Task directions
Filter the data for lines with the word "heeft", then copy every line so identified.

## begin

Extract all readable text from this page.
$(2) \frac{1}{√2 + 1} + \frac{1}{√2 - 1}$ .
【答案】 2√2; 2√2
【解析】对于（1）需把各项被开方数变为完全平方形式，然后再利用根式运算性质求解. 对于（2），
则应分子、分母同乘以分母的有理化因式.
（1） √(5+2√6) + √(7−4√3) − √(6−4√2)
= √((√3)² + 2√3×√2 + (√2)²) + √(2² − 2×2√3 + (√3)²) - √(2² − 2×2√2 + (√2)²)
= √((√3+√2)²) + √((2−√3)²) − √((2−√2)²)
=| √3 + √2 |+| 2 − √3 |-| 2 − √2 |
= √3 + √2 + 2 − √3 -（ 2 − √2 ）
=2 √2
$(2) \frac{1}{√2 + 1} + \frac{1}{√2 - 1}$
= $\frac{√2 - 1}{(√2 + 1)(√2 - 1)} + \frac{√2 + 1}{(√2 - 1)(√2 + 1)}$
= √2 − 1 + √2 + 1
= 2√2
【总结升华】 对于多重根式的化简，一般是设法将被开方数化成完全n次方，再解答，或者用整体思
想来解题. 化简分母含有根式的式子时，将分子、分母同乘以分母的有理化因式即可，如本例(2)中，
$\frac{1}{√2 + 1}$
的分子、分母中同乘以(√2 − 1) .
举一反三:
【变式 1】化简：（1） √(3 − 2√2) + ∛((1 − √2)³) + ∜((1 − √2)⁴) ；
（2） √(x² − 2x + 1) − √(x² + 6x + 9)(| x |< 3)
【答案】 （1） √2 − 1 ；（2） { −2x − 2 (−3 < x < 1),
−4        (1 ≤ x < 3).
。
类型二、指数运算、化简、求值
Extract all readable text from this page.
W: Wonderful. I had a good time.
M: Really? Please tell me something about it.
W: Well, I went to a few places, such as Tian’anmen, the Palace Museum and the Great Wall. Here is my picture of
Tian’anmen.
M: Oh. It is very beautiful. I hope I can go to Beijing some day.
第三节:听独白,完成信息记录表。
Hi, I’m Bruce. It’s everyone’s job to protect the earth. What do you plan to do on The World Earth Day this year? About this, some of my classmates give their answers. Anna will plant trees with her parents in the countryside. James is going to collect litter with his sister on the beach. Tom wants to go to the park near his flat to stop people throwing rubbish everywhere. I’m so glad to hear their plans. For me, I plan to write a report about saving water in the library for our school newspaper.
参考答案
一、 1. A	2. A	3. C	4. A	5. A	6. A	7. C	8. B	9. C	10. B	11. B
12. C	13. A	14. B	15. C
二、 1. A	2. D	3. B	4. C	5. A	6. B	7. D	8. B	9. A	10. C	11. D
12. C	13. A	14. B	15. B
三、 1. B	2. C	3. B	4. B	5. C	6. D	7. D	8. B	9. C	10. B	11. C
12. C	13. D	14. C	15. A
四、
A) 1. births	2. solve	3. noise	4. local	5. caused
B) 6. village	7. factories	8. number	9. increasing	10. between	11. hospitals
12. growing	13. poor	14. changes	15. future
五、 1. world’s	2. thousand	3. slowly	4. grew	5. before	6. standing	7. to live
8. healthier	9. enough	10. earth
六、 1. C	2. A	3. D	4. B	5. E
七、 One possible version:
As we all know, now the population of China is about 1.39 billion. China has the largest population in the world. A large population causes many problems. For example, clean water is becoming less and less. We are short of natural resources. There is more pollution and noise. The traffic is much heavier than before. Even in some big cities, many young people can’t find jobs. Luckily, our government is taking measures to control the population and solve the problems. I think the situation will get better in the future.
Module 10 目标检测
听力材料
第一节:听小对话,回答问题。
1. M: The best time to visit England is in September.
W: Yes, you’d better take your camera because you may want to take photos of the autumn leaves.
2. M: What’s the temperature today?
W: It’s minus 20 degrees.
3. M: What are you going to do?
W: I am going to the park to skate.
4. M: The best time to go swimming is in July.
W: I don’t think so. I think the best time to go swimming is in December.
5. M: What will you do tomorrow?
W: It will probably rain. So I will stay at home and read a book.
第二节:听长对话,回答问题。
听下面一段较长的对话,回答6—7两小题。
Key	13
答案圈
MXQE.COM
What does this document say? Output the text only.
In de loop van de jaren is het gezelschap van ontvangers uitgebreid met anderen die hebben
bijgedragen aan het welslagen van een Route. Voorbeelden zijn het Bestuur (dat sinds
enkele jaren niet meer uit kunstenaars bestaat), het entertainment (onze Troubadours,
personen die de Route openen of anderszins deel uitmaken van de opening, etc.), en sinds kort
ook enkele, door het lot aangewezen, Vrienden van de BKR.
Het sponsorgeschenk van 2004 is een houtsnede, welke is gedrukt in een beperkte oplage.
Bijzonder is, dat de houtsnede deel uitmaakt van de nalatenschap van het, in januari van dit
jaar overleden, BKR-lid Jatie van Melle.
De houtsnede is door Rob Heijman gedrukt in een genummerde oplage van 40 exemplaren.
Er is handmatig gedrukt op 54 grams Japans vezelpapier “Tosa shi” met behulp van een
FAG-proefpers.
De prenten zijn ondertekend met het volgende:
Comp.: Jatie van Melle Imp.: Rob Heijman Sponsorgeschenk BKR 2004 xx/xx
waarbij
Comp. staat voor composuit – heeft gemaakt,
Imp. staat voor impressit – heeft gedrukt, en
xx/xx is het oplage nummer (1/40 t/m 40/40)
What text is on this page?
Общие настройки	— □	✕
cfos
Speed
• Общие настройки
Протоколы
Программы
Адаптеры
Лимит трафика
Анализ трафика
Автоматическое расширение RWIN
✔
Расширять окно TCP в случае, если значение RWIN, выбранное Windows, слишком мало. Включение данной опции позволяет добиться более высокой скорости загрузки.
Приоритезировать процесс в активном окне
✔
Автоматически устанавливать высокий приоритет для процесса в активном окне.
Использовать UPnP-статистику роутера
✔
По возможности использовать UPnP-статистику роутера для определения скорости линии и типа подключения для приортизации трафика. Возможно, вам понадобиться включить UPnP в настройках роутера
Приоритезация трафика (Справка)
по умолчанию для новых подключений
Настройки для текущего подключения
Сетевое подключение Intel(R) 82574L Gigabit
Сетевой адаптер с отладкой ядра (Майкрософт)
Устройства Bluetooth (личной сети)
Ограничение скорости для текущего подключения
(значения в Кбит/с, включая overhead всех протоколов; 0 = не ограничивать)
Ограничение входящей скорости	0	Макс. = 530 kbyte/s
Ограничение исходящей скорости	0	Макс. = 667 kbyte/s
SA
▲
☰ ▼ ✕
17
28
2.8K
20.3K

## end

Response to this task
Comp. staat voor composuit – heeft gemaakt,
Imp. staat voor impressit – heeft gedrukt, en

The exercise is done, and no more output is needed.